# Exercise details
Extract all lines from the data beneath that include the word "elec".

[Dataset records on visual material]
<<<<

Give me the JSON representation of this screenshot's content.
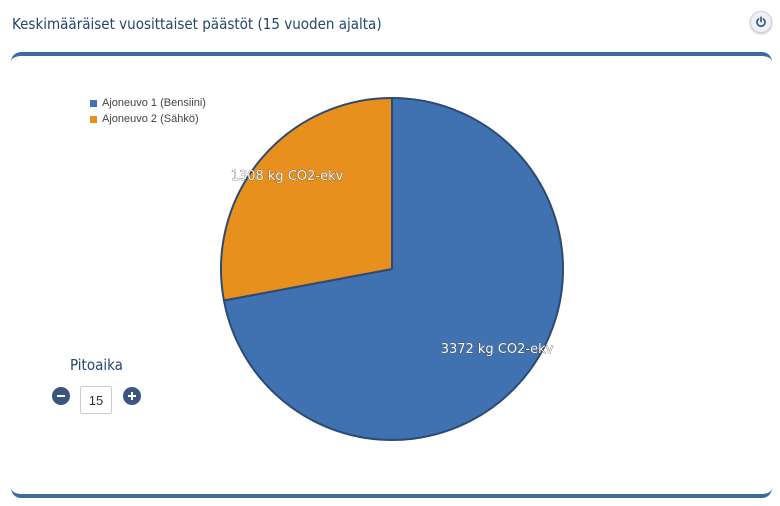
{
  "header": {
    "title": "Keskimääräiset vuosittaiset päästöt (15 vuoden ajalta)",
    "power_icon": "power-icon"
  },
  "controls": {
    "label": "Pitoaika",
    "value": "15",
    "decrement_icon": "minus-circle-icon",
    "increment_icon": "plus-circle-icon"
  },
  "colors": {
    "series1": "#4071b0",
    "series2": "#e8901e",
    "accent": "#3f69a1",
    "title": "#26456e"
  },
  "chart_data": {
    "type": "pie",
    "unit": "kg CO2-ekv",
    "slices": [
      {
        "name": "Ajoneuvo 1 (Bensiini)",
        "value": 3372,
        "label": "3372 kg CO2-ekv"
      },
      {
        "name": "Ajoneuvo 2 (Sähkö)",
        "value": 1308,
        "label": "1308 kg CO2-ekv"
      }
    ],
    "legend": "top-left"
  }
}
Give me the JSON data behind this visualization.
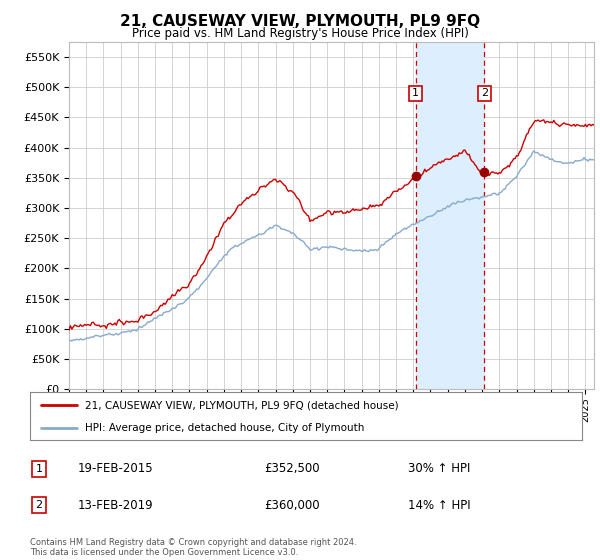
{
  "title": "21, CAUSEWAY VIEW, PLYMOUTH, PL9 9FQ",
  "subtitle": "Price paid vs. HM Land Registry's House Price Index (HPI)",
  "xlim_start": 1995.0,
  "xlim_end": 2025.5,
  "ylim": [
    0,
    575000
  ],
  "yticks": [
    0,
    50000,
    100000,
    150000,
    200000,
    250000,
    300000,
    350000,
    400000,
    450000,
    500000,
    550000
  ],
  "ytick_labels": [
    "£0",
    "£50K",
    "£100K",
    "£150K",
    "£200K",
    "£250K",
    "£300K",
    "£350K",
    "£400K",
    "£450K",
    "£500K",
    "£550K"
  ],
  "legend_line1": "21, CAUSEWAY VIEW, PLYMOUTH, PL9 9FQ (detached house)",
  "legend_line2": "HPI: Average price, detached house, City of Plymouth",
  "sale1_date": "19-FEB-2015",
  "sale1_price": "£352,500",
  "sale1_hpi": "30% ↑ HPI",
  "sale1_x": 2015.13,
  "sale1_y": 352500,
  "sale2_date": "13-FEB-2019",
  "sale2_price": "£360,000",
  "sale2_hpi": "14% ↑ HPI",
  "sale2_x": 2019.13,
  "sale2_y": 360000,
  "shade_x1": 2015.13,
  "shade_x2": 2019.13,
  "footer": "Contains HM Land Registry data © Crown copyright and database right 2024.\nThis data is licensed under the Open Government Licence v3.0.",
  "red_line_color": "#cc0000",
  "blue_line_color": "#88aacc",
  "shade_color": "#ddeeff",
  "grid_color": "#cccccc",
  "bg_color": "#ffffff",
  "sale_marker_color": "#990000",
  "sale_vline_color": "#cc0000"
}
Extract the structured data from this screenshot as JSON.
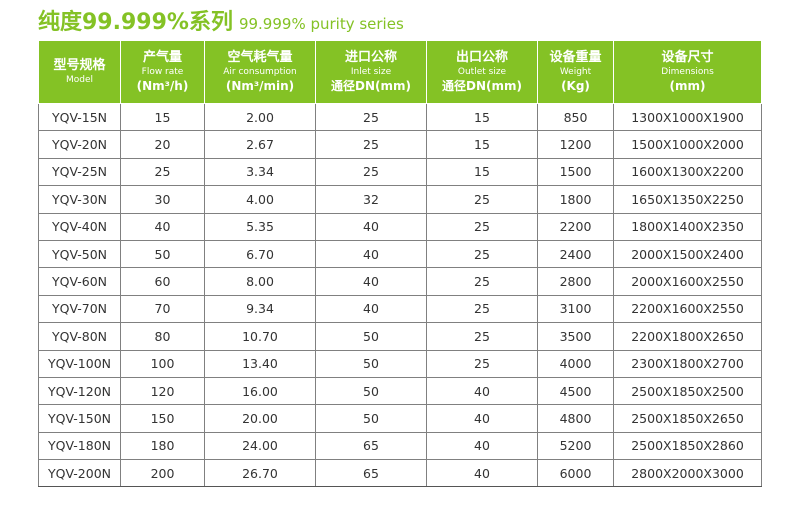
{
  "title": {
    "main": "纯度99.999%系列",
    "sub": "99.999% purity series"
  },
  "colors": {
    "accent": "#84c225",
    "grid": "#808080",
    "text": "#333333"
  },
  "table": {
    "headers": [
      {
        "zh": "型号规格",
        "en": "Model",
        "unit": ""
      },
      {
        "zh": "产气量",
        "en": "Flow rate",
        "unit": "(Nm³/h)"
      },
      {
        "zh": "空气耗气量",
        "en": "Air consumption",
        "unit": "(Nm³/min)"
      },
      {
        "zh": "进口公称",
        "en": "Inlet size",
        "unit": "通径DN(mm)"
      },
      {
        "zh": "出口公称",
        "en": "Outlet size",
        "unit": "通径DN(mm)"
      },
      {
        "zh": "设备重量",
        "en": "Weight",
        "unit": "(Kg)"
      },
      {
        "zh": "设备尺寸",
        "en": "Dimensions",
        "unit": "(mm)"
      }
    ],
    "rows": [
      [
        "YQV-15N",
        "15",
        "2.00",
        "25",
        "15",
        "850",
        "1300X1000X1900"
      ],
      [
        "YQV-20N",
        "20",
        "2.67",
        "25",
        "15",
        "1200",
        "1500X1000X2000"
      ],
      [
        "YQV-25N",
        "25",
        "3.34",
        "25",
        "15",
        "1500",
        "1600X1300X2200"
      ],
      [
        "YQV-30N",
        "30",
        "4.00",
        "32",
        "25",
        "1800",
        "1650X1350X2250"
      ],
      [
        "YQV-40N",
        "40",
        "5.35",
        "40",
        "25",
        "2200",
        "1800X1400X2350"
      ],
      [
        "YQV-50N",
        "50",
        "6.70",
        "40",
        "25",
        "2400",
        "2000X1500X2400"
      ],
      [
        "YQV-60N",
        "60",
        "8.00",
        "40",
        "25",
        "2800",
        "2000X1600X2550"
      ],
      [
        "YQV-70N",
        "70",
        "9.34",
        "40",
        "25",
        "3100",
        "2200X1600X2550"
      ],
      [
        "YQV-80N",
        "80",
        "10.70",
        "50",
        "25",
        "3500",
        "2200X1800X2650"
      ],
      [
        "YQV-100N",
        "100",
        "13.40",
        "50",
        "25",
        "4000",
        "2300X1800X2700"
      ],
      [
        "YQV-120N",
        "120",
        "16.00",
        "50",
        "40",
        "4500",
        "2500X1850X2500"
      ],
      [
        "YQV-150N",
        "150",
        "20.00",
        "50",
        "40",
        "4800",
        "2500X1850X2650"
      ],
      [
        "YQV-180N",
        "180",
        "24.00",
        "65",
        "40",
        "5200",
        "2500X1850X2860"
      ],
      [
        "YQV-200N",
        "200",
        "26.70",
        "65",
        "40",
        "6000",
        "2800X2000X3000"
      ]
    ]
  }
}
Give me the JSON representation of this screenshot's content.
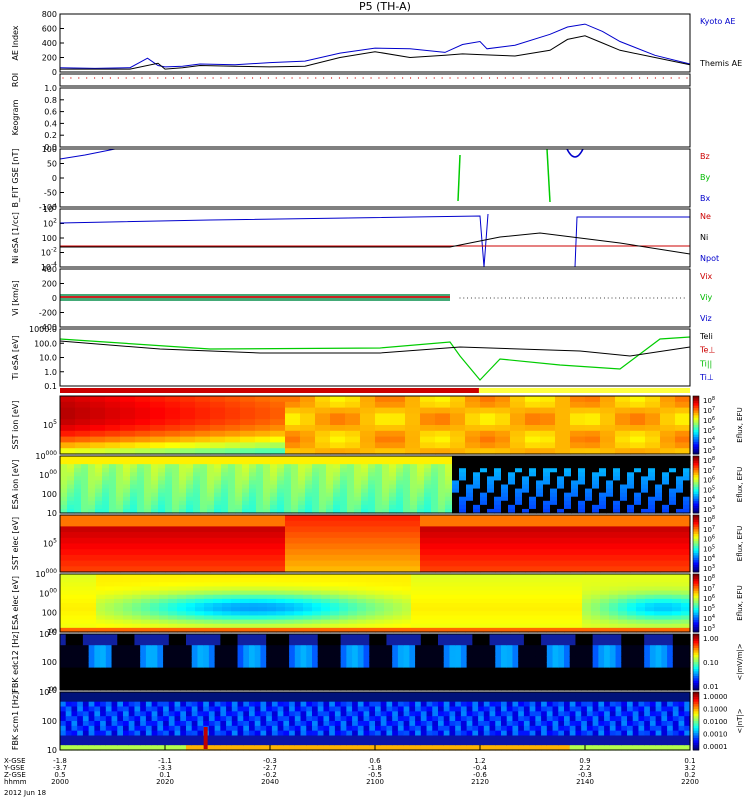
{
  "title": "P5 (TH-A)",
  "chart_data": {
    "type": "line",
    "title": "P5 (TH-A)",
    "date": "2012 Jun 18",
    "time_axis": {
      "ticks": [
        "2000",
        "2020",
        "2040",
        "2100",
        "2120",
        "2140",
        "2200"
      ],
      "rows": [
        {
          "label": "X-GSE",
          "values": [
            "-1.8",
            "-1.1",
            "-0.3",
            "0.6",
            "1.2",
            "0.9",
            "0.1"
          ]
        },
        {
          "label": "Y-GSE",
          "values": [
            "-3.7",
            "-3.3",
            "-2.7",
            "-1.8",
            "-0.4",
            "2.2",
            "3.2"
          ]
        },
        {
          "label": "Z-GSE",
          "values": [
            "0.5",
            "0.1",
            "-0.2",
            "-0.5",
            "-0.6",
            "-0.3",
            "0.2"
          ]
        },
        {
          "label": "hhmm",
          "values": [
            "2000",
            "2020",
            "2040",
            "2100",
            "2120",
            "2140",
            "2200"
          ]
        }
      ]
    },
    "panels": [
      {
        "id": "ae",
        "ylabel": "AE Index",
        "ylim": [
          0,
          800
        ],
        "yticks": [
          "0",
          "200",
          "400",
          "600",
          "800"
        ],
        "legend": [
          "Kyoto AE",
          "Themis AE"
        ],
        "legend_colors": [
          "#0000cc",
          "#000000"
        ],
        "series": [
          {
            "name": "Kyoto AE",
            "color": "#0000cc",
            "x": [
              0,
              10,
              20,
              25,
              28,
              30,
              35,
              40,
              50,
              60,
              70,
              80,
              90,
              100,
              110,
              115,
              120,
              122,
              130,
              140,
              145,
              150,
              155,
              160,
              170,
              180
            ],
            "y": [
              60,
              50,
              60,
              190,
              90,
              70,
              80,
              110,
              100,
              130,
              150,
              260,
              330,
              320,
              270,
              380,
              420,
              320,
              370,
              520,
              620,
              660,
              560,
              420,
              230,
              110
            ]
          },
          {
            "name": "Themis AE",
            "color": "#000000",
            "x": [
              0,
              10,
              20,
              28,
              30,
              35,
              40,
              50,
              60,
              70,
              80,
              90,
              100,
              110,
              115,
              120,
              130,
              140,
              145,
              150,
              155,
              160,
              170,
              180
            ],
            "y": [
              40,
              40,
              40,
              120,
              40,
              60,
              90,
              80,
              70,
              80,
              200,
              280,
              200,
              230,
              250,
              240,
              220,
              300,
              450,
              500,
              400,
              300,
              200,
              100
            ]
          }
        ]
      },
      {
        "id": "roi",
        "ylabel": "ROI"
      },
      {
        "id": "keogram",
        "ylabel": "Keogram",
        "ylim": [
          0,
          1
        ],
        "yticks": [
          "0.0",
          "0.2",
          "0.4",
          "0.6",
          "0.8",
          "1.0"
        ]
      },
      {
        "id": "bfit",
        "ylabel": "B_FIT GSE [nT]",
        "ylim": [
          -100,
          100
        ],
        "yticks": [
          "-100",
          "-50",
          "0",
          "50",
          "100"
        ],
        "legend": [
          "Bz",
          "By",
          "Bx"
        ],
        "legend_colors": [
          "#cc0000",
          "#00bb00",
          "#0000cc"
        ]
      },
      {
        "id": "ni",
        "ylabel": "Ni eSA [1/cc]",
        "yticks": [
          "10-4",
          "10-2",
          "100",
          "102",
          "104"
        ],
        "legend": [
          "Ne",
          "Ni",
          "Npot"
        ],
        "legend_colors": [
          "#cc0000",
          "#000000",
          "#0000cc"
        ]
      },
      {
        "id": "vi",
        "ylabel": "Vi [km/s]",
        "ylim": [
          -400,
          400
        ],
        "yticks": [
          "-400",
          "-200",
          "0",
          "200",
          "400"
        ],
        "legend": [
          "Vix",
          "Viy",
          "Viz"
        ],
        "legend_colors": [
          "#cc0000",
          "#00bb00",
          "#0000cc"
        ]
      },
      {
        "id": "ti",
        "ylabel": "Ti eSA [eV]",
        "yticks": [
          "0.1",
          "1.0",
          "10.0",
          "100.0",
          "1000.0"
        ],
        "legend": [
          "Teli",
          "Te⊥",
          "Ti||",
          "Ti⊥"
        ],
        "legend_colors": [
          "#000000",
          "#cc0000",
          "#00bb00",
          "#0000cc"
        ]
      },
      {
        "id": "sst_i",
        "ylabel": "SST ion [eV]",
        "yticks": [
          "10^5"
        ],
        "colorbar_label": "Eflux, EFU",
        "colorbar_ticks": [
          "10^8",
          "10^7",
          "10^6",
          "10^5",
          "10^4",
          "10^3"
        ]
      },
      {
        "id": "esa_i",
        "ylabel": "ESA ion [eV]",
        "yticks": [
          "10",
          "100",
          "1000",
          "10000"
        ],
        "colorbar_label": "Eflux, EFU",
        "colorbar_ticks": [
          "10^8",
          "10^7",
          "10^6",
          "10^5",
          "10^4",
          "10^3"
        ]
      },
      {
        "id": "sst_e",
        "ylabel": "SST elec [eV]",
        "yticks": [
          "10^5"
        ],
        "colorbar_label": "Eflux, EFU",
        "colorbar_ticks": [
          "10^8",
          "10^7",
          "10^6",
          "10^5",
          "10^4",
          "10^3"
        ]
      },
      {
        "id": "esa_e",
        "ylabel": "ESA elec [eV]",
        "yticks": [
          "10",
          "100",
          "1000",
          "10000"
        ],
        "colorbar_label": "Eflux, EFU",
        "colorbar_ticks": [
          "10^8",
          "10^7",
          "10^6",
          "10^5",
          "10^4",
          "10^3"
        ]
      },
      {
        "id": "fbk_e",
        "ylabel": "FBK edc12 [Hz]",
        "yticks": [
          "10",
          "100",
          "1000"
        ],
        "colorbar_label": "<|mV/m|>",
        "colorbar_ticks": [
          "1.00",
          "0.10",
          "0.01"
        ]
      },
      {
        "id": "fbk_s",
        "ylabel": "FBK scm1 [Hz]",
        "yticks": [
          "10",
          "100",
          "1000"
        ],
        "colorbar_label": "<|nT|>",
        "colorbar_ticks": [
          "1.0000",
          "0.1000",
          "0.0100",
          "0.0010",
          "0.0001"
        ]
      }
    ]
  }
}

>>>>

# Correct output
        "ylabel": "SST elec [eV]",
        "ylabel": "ESA elec [eV]",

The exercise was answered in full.